[Structured figure records]

※

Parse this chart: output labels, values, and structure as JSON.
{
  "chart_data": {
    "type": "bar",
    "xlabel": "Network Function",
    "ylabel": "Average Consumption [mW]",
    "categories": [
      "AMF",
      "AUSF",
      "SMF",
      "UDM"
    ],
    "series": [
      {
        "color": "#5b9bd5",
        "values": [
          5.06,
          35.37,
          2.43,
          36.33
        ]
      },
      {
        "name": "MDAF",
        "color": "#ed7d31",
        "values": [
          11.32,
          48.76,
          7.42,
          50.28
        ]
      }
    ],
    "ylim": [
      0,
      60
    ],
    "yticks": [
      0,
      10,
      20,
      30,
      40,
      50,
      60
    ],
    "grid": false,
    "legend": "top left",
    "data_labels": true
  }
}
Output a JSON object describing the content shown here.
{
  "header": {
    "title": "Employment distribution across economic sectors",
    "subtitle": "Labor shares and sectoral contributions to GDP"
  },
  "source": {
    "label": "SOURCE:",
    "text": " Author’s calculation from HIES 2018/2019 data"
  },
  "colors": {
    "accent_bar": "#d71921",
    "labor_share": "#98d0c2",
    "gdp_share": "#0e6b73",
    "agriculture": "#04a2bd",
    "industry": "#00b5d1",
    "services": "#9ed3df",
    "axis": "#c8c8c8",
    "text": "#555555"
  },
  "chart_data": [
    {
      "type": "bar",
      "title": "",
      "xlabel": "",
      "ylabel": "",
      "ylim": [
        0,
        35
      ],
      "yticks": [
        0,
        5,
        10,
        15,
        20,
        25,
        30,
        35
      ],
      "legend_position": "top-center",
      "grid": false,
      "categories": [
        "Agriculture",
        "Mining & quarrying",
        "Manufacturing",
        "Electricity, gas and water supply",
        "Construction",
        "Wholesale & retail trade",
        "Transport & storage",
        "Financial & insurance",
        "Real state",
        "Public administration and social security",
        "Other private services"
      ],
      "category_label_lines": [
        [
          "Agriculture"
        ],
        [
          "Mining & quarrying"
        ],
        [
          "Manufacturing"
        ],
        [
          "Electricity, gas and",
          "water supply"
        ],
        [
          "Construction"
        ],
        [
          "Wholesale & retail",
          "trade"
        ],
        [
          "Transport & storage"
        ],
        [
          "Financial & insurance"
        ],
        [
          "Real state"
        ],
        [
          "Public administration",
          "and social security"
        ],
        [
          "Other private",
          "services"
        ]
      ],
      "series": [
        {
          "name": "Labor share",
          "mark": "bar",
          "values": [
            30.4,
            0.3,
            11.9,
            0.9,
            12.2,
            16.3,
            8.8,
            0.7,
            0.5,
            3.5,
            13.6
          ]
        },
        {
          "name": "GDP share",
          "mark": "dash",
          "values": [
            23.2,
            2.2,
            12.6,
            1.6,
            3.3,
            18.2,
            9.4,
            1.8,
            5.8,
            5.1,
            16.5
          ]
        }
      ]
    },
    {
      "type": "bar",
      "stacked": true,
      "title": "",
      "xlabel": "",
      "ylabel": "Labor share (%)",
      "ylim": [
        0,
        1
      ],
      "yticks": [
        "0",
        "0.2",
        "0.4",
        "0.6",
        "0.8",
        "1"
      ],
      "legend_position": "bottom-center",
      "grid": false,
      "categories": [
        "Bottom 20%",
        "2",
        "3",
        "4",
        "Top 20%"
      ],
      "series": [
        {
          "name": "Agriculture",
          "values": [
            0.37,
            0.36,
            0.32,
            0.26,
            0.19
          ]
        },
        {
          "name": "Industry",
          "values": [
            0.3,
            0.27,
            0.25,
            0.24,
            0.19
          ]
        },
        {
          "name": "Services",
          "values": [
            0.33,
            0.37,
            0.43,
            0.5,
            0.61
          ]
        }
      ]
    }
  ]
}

※

### [What to work on]
Retype the whole listing, matching it exactly.

### [Task response]
Parse this chart: output labels, values, and structure as JSON.
{
  "chart_data": {
    "type": "bar",
    "xlabel": "Network Function",
    "ylabel": "Average Consumption [mW]",
    "categories": [
      "AMF",
      "AUSF",
      "SMF",
      "UDM"
    ],
    "series": [
      {
        "color": "#5b9bd5",
        "values": [
          5.06,
          35.37,
          2.43,
          36.33
        ]
      },
      {
        "name": "MDAF",
        "color": "#ed7d31",
        "values": [
          11.32,
          48.76,
          7.42,
          50.28
        ]
      }
    ],
    "ylim": [
      0,
      60
    ],
    "yticks": [
      0,
      10,
      20,
      30,
      40,
      50,
      60
    ],
    "grid": false,
    "legend": "top left",
    "data_labels": true
  }
}
Output a JSON object describing the content shown here.
{
  "header": {
    "title": "Employment distribution across economic sectors",
    "subtitle": "Labor shares and sectoral contributions to GDP"
  },
  "source": {
    "label": "SOURCE:",
    "text": " Author’s calculation from HIES 2018/2019 data"
  },
  "colors": {
    "accent_bar": "#d71921",
    "labor_share": "#98d0c2",
    "gdp_share": "#0e6b73",
    "agriculture": "#04a2bd",
    "industry": "#00b5d1",
    "services": "#9ed3df",
    "axis": "#c8c8c8",
    "text": "#555555"
  },
  "chart_data": [
    {
      "type": "bar",
      "title": "",
      "xlabel": "",
      "ylabel": "",
      "ylim": [
        0,
        35
      ],
      "yticks": [
        0,
        5,
        10,
        15,
        20,
        25,
        30,
        35
      ],
      "legend_position": "top-center",
      "grid": false,
      "categories": [
        "Agriculture",
        "Mining & quarrying",
        "Manufacturing",
        "Electricity, gas and water supply",
        "Construction",
        "Wholesale & retail trade",
        "Transport & storage",
        "Financial & insurance",
        "Real state",
        "Public administration and social security",
        "Other private services"
      ],
      "category_label_lines": [
        [
          "Agriculture"
        ],
        [
          "Mining & quarrying"
        ],
        [
          "Manufacturing"
        ],
        [
          "Electricity, gas and",
          "water supply"
        ],
        [
          "Construction"
        ],
        [
          "Wholesale & retail",
          "trade"
        ],
        [
          "Transport & storage"
        ],
        [
          "Financial & insurance"
        ],
        [
          "Real state"
        ],
        [
          "Public administration",
          "and social security"
        ],
        [
          "Other private",
          "services"
        ]
      ],
      "series": [
        {
          "name": "Labor share",
          "mark": "bar",
          "values": [
            30.4,
            0.3,
            11.9,
            0.9,
            12.2,
            16.3,
            8.8,
            0.7,
            0.5,
            3.5,
            13.6
          ]
        },
        {
          "name": "GDP share",
          "mark": "dash",
          "values": [
            23.2,
            2.2,
            12.6,
            1.6,
            3.3,
            18.2,
            9.4,
            1.8,
            5.8,
            5.1,
            16.5
          ]
        }
      ]
    },
    {
      "type": "bar",
      "stacked": true,
      "title": "",
      "xlabel": "",
      "ylabel": "Labor share (%)",
      "ylim": [
        0,
        1
      ],
      "yticks": [
        "0",
        "0.2",
        "0.4",
        "0.6",
        "0.8",
        "1"
      ],
      "legend_position": "bottom-center",
      "grid": false,
      "categories": [
        "Bottom 20%",
        "2",
        "3",
        "4",
        "Top 20%"
      ],
      "series": [
        {
          "name": "Agriculture",
          "values": [
            0.37,
            0.36,
            0.32,
            0.26,
            0.19
          ]
        },
        {
          "name": "Industry",
          "values": [
            0.3,
            0.27,
            0.25,
            0.24,
            0.19
          ]
        },
        {
          "name": "Services",
          "values": [
            0.33,
            0.37,
            0.43,
            0.5,
            0.61
          ]
        }
      ]
    }
  ]
}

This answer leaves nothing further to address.